--- Start Extracted material ---

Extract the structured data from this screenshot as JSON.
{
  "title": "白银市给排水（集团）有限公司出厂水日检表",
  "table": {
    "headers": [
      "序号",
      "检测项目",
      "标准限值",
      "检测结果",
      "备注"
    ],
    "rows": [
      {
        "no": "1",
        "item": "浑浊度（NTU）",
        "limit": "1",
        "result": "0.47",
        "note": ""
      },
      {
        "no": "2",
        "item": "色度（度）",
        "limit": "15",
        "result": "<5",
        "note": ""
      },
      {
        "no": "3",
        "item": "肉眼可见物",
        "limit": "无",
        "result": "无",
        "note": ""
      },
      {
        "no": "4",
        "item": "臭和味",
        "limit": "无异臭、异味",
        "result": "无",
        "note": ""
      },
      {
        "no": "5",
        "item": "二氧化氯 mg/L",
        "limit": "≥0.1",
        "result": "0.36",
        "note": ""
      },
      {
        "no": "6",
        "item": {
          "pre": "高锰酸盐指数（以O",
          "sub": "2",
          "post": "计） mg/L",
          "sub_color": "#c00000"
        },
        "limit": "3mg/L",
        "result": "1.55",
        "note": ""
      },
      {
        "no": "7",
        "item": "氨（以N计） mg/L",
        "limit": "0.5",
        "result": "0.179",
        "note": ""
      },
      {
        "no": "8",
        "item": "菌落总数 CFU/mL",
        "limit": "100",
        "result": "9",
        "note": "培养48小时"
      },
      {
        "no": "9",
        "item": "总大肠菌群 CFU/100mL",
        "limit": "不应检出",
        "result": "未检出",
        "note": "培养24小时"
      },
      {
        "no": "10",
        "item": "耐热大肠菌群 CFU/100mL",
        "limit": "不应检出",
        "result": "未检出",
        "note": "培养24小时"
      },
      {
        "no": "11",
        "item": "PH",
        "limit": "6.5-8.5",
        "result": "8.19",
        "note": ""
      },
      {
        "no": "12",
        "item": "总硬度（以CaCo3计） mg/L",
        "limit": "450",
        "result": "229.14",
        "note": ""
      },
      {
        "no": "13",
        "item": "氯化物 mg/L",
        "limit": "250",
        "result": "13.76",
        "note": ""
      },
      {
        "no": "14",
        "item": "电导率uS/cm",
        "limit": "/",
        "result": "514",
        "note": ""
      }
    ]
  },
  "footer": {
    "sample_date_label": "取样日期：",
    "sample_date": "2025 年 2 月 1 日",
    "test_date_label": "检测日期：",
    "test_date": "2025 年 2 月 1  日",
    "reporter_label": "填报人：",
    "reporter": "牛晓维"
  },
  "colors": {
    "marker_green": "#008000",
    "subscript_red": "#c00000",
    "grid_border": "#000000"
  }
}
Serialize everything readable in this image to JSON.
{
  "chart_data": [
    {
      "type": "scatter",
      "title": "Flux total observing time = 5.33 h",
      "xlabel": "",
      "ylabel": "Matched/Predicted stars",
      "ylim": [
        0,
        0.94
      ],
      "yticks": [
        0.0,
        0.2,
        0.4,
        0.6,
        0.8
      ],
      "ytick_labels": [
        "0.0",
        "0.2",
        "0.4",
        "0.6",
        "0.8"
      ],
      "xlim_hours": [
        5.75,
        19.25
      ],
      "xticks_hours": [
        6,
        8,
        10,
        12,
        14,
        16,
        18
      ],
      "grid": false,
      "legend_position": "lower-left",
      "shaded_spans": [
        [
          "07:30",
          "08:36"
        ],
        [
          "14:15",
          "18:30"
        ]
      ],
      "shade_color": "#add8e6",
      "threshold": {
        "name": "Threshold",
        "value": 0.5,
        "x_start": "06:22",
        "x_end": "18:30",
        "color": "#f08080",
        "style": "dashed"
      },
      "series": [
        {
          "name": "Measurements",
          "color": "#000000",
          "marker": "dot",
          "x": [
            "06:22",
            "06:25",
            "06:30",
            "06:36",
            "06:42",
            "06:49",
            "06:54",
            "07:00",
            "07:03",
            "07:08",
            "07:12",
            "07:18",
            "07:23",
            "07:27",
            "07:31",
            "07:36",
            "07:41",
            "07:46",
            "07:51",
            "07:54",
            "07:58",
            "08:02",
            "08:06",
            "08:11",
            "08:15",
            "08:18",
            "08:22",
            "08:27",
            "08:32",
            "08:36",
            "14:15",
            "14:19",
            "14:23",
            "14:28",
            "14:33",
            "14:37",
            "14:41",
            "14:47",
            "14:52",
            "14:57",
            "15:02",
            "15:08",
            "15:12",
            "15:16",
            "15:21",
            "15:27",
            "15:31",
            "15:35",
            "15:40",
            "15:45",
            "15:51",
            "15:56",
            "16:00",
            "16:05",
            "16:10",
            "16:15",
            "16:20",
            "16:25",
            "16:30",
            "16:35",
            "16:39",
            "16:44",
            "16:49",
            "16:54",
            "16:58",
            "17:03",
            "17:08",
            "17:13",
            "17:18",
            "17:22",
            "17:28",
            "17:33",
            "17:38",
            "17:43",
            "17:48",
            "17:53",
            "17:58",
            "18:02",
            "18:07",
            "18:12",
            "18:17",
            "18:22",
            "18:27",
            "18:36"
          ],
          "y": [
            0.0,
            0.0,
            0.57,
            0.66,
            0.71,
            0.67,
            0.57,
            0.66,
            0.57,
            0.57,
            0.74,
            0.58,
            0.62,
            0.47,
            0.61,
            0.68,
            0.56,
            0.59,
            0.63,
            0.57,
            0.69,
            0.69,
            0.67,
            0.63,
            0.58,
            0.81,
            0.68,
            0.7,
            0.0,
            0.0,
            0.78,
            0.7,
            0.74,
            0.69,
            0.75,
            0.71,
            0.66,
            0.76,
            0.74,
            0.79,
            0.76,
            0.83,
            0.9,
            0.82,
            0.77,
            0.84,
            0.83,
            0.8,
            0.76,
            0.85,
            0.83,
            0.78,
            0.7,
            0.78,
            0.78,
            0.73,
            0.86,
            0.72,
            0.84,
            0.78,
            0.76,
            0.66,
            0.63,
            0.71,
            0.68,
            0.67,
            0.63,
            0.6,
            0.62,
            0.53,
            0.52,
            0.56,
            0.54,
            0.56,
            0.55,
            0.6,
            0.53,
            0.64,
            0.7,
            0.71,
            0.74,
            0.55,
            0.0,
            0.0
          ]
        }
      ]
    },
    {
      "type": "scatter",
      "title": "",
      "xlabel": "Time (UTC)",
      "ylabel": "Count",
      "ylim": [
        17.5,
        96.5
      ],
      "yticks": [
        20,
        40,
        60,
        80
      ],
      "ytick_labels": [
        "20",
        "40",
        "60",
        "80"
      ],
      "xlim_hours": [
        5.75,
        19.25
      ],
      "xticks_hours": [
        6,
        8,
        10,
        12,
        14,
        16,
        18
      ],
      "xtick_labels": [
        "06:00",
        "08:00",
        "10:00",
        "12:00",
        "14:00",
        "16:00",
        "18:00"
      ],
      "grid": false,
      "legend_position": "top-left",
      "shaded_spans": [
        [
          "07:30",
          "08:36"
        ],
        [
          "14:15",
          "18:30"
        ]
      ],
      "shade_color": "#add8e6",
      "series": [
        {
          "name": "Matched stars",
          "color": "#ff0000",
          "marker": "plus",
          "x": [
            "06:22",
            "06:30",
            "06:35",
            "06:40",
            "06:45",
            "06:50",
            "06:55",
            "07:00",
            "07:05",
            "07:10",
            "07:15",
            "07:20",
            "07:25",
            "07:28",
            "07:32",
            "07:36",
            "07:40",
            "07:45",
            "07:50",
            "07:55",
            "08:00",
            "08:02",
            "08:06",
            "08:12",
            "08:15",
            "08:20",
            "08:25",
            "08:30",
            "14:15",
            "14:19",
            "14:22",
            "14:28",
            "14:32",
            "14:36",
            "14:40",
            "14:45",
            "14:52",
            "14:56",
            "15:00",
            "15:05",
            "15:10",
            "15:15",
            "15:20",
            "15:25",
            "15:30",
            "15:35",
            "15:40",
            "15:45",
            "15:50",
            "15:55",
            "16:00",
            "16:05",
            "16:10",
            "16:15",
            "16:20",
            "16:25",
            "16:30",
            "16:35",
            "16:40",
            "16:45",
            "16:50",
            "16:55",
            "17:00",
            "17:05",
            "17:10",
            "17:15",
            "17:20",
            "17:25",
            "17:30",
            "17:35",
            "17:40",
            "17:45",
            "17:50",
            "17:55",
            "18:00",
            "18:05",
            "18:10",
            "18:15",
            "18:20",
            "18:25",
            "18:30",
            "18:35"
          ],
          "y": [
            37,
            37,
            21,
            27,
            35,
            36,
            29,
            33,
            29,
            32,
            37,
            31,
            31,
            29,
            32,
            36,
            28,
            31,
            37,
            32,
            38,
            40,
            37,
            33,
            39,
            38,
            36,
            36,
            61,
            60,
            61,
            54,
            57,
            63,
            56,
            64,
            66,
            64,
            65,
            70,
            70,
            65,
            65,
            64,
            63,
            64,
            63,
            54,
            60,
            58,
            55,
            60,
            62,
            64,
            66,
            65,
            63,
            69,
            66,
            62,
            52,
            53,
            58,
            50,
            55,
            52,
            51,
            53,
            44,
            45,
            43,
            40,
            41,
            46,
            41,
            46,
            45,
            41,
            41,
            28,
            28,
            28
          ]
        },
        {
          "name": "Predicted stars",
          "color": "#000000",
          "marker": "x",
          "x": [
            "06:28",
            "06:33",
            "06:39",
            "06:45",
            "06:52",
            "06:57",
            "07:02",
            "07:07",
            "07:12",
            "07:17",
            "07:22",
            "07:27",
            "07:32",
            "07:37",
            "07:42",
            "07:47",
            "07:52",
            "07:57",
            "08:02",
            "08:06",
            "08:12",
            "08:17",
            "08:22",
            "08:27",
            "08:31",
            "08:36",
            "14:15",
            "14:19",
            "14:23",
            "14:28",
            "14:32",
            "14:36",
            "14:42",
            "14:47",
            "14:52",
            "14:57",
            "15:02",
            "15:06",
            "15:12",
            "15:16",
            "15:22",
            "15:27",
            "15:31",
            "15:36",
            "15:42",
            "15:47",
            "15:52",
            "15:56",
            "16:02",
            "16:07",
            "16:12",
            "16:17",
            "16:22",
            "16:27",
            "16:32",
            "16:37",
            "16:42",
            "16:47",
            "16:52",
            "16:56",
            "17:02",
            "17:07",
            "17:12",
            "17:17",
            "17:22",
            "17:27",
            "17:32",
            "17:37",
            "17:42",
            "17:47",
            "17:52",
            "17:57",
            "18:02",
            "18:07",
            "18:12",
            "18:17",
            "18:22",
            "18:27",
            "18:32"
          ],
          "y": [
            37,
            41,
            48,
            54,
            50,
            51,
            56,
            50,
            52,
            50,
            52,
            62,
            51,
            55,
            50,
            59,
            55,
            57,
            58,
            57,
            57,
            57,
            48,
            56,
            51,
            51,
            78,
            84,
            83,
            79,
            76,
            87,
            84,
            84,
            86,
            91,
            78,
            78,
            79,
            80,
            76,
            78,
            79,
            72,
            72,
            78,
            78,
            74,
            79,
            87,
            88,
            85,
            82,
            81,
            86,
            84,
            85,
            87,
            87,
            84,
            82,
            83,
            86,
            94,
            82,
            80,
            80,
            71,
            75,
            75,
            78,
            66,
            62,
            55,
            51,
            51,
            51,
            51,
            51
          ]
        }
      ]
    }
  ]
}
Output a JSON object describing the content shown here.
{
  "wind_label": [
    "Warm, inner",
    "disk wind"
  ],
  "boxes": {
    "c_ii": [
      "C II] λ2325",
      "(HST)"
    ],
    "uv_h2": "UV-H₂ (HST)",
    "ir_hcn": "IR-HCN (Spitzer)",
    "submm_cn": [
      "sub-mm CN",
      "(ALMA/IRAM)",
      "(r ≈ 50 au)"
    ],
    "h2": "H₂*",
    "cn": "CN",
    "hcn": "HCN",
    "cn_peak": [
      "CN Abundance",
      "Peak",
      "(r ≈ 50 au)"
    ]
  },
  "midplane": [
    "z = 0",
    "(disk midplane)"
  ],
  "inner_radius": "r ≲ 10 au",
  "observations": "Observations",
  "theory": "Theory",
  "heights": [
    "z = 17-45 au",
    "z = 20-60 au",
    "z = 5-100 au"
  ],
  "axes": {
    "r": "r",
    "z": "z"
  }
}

--- End Extracted material ---

*Instructions for the task*
Take the line holding "Output a JSON" and all lines after it through the end of the data, and set them down exactly.

*Response*
Output a JSON object describing the content shown here.
{
  "wind_label": [
    "Warm, inner",
    "disk wind"
  ],
  "boxes": {
    "c_ii": [
      "C II] λ2325",
      "(HST)"
    ],
    "uv_h2": "UV-H₂ (HST)",
    "ir_hcn": "IR-HCN (Spitzer)",
    "submm_cn": [
      "sub-mm CN",
      "(ALMA/IRAM)",
      "(r ≈ 50 au)"
    ],
    "h2": "H₂*",
    "cn": "CN",
    "hcn": "HCN",
    "cn_peak": [
      "CN Abundance",
      "Peak",
      "(r ≈ 50 au)"
    ]
  },
  "midplane": [
    "z = 0",
    "(disk midplane)"
  ],
  "inner_radius": "r ≲ 10 au",
  "observations": "Observations",
  "theory": "Theory",
  "heights": [
    "z = 17-45 au",
    "z = 20-60 au",
    "z = 5-100 au"
  ],
  "axes": {
    "r": "r",
    "z": "z"
  }
}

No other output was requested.